Page extract.
Chevelles.com banner

21 - 40 of 59 Posts

·
Registered
Joined
·
567 Posts
Discussion Starter #21
If it is going back to zero on a fresh engine you really need to find the problem before you run it any more. I have had a couple of pump relief valves stick open but they still usually had 15 or so lbs of pressure if not more.


I would definitely cut the filter open.



Definitely hook up a mechanical gauge.



What does it do off idle when hot, does the pressure come right up ?
Thanks - I will definitely take this advice before pulling the pan. When hot, as soon as i hit the throttle pressure is up again 60lbs or so.
 

·
Registered
Joined
·
567 Posts
Discussion Starter #22
Notice the dominator and factory SS hood. I may be regretting no air filter!

I was already going to pull the transmission because of a leaking seal, might as well disassemble it all :)
 

·
Super Moderator
Joined
·
12,634 Posts
Notice the dominator and factory SS hood. I may be regretting no air filter!

I doubt that anything would go through the air cleaner and get into the oil pump. But still not a good idea to drive around on the street without an air filter.
 

·
Premium Member
Joined
·
4,913 Posts
The main thing to remember is that this is NOT normal.

Just about any engine will have a drop in oil pressure at idle, if it is at 60 psi at 2000 and above, expect around 25 at running temperature when idling.

If it is not the gage, get ready to pull the pan and find out what's going on.

The problem could be as simple as a stuck oil pump relief valve, or something as serious as a spun bearing.
 

·
Premium Member
Joined
·
1,712 Posts
Notice the dominator and factory SS hood. I may be regretting no air filter!
Yes you will! When I first did my 540 many moons ago, while doing 13 pulls on the engine dyno, we drained the oil and changed the filter twice. Then once in the car, I drained the oil again after about 100 miles of street driving. I took the oil and had it analyzed by a company that specialized in engine oil analysis. Everything was good except the level of silicon was higher than normal for the mileage on the motor. I asked them where the silicon would be from. They said its DIRT from inadequate air filtration. I was using an oiled K&N filter element! I contacted K&N. They told me it most likely was getting around the element and told me to put a light coat of grease where the element contacts the filter housing top and bottom. 12 years later upon tear down, everything looked real good.
You really should run a filter, especially for street driving.
 

·
Premium Member
Joined
·
305 Posts
It is the spring / valve in the oil pump itself . Remove pan , Remove pump . Remove the 5 bolts holing the pump cover on , drive the roll pin out that retains the spring and valve and check for debris.

Data lines:
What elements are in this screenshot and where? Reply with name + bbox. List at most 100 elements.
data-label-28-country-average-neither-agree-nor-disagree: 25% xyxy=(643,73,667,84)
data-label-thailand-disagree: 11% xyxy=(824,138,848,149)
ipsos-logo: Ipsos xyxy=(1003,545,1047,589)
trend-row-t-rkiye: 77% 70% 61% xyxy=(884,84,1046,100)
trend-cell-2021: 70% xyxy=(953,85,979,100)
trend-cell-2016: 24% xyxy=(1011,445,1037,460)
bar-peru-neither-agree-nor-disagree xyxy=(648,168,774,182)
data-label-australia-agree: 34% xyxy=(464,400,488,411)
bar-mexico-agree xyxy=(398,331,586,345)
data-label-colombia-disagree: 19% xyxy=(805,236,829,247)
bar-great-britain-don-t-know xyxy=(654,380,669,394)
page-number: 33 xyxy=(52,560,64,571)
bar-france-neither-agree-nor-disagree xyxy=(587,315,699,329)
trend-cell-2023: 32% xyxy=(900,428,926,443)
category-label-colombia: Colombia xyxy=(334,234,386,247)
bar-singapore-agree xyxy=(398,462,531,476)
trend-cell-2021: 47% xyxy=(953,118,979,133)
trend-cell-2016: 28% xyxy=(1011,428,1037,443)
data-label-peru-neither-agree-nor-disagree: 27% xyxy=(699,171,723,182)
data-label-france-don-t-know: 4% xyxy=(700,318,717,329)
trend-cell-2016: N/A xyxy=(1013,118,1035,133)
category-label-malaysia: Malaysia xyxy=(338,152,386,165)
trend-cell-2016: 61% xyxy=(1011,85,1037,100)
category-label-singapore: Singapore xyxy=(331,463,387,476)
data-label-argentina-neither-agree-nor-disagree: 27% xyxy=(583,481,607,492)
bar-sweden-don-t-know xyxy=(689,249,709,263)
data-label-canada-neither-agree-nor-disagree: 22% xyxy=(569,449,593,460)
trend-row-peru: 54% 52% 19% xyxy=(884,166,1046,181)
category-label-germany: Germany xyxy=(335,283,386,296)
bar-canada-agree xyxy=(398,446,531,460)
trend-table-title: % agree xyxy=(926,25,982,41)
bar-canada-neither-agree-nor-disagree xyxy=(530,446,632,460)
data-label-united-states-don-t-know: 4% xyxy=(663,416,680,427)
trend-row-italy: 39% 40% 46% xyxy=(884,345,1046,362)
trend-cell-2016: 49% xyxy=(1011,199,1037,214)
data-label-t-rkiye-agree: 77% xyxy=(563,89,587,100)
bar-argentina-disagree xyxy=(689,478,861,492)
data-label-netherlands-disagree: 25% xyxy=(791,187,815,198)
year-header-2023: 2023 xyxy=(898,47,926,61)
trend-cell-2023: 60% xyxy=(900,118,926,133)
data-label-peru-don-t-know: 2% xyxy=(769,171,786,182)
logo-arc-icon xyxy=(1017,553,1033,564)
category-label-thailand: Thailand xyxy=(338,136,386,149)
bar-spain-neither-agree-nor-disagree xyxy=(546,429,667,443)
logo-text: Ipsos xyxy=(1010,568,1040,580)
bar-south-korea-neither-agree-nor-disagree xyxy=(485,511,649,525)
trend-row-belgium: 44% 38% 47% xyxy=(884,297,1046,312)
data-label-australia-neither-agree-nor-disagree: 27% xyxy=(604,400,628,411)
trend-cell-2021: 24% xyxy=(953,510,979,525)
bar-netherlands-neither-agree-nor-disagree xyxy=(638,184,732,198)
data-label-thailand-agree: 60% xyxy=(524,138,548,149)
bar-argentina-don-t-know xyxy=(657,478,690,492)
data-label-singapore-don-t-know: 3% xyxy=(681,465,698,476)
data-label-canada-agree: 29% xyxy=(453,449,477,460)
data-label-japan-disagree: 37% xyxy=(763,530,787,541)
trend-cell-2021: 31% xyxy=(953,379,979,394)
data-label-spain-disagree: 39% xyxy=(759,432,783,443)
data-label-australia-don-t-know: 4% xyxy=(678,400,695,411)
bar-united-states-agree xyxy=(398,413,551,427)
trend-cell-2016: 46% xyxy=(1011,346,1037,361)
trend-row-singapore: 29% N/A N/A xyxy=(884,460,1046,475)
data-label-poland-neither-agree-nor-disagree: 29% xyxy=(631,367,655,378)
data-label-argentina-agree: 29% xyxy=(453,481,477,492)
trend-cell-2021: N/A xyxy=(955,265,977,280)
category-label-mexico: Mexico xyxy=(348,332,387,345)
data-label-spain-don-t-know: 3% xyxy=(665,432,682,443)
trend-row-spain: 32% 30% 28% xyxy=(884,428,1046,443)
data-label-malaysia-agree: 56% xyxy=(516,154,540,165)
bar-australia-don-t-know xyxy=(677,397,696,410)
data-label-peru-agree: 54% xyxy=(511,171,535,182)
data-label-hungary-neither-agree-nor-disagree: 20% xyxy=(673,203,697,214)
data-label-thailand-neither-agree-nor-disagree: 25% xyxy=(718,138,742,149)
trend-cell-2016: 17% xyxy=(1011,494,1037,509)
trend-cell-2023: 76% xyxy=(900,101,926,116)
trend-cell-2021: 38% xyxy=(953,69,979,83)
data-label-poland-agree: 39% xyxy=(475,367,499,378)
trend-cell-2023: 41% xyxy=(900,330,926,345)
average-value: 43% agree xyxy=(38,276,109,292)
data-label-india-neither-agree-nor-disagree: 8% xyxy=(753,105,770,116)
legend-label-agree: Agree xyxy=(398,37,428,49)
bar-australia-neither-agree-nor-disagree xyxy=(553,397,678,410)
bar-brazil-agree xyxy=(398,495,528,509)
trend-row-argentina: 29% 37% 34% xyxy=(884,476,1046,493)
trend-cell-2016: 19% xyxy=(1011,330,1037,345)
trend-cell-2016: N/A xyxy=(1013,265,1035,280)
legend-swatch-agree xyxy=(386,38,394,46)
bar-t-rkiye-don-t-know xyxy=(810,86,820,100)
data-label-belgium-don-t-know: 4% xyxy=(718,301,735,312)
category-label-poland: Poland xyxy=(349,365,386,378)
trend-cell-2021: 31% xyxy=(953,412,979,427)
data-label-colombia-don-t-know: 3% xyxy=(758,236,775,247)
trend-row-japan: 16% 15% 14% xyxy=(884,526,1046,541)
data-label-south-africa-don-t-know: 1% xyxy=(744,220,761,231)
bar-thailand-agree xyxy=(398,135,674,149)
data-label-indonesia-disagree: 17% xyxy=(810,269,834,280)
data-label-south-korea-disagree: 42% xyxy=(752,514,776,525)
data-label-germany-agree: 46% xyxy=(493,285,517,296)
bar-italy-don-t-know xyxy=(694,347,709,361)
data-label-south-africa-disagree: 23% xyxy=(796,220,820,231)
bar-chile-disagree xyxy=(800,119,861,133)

Work instructions.
[1] Please summarize the forum thread in two sentences.
[2] Quote the forum thread from "What does it" up to and including "60lbs or so.".
The material has no connection to the forum thread.

Complete answers.
[1] A poster whose fresh engine's oil pressure goes back to zero, yet rises to about 60 pounds as soon as the throttle is hit when hot, is told to find the problem before running it more by cutting the filter open, hooking up a mechanical gauge, and pulling the pan if the gauge is not at fault, since the cause could range from a stuck oil pump relief valve to a spun bearing. The thread also turns to running without an air filter: a moderator doubts anything could get into the oil pump that way but advises against street driving without one, and another member recounts an oil analysis that showed high silicon, meaning dirt, from dirt getting around an oiled K&N element.

[2]
What does it do off idle when hot, does the pressure come right up ?
Thanks - I will definitely take this advice before pulling the pan. When hot, as soon as i hit the throttle pressure is up again 60lbs or so.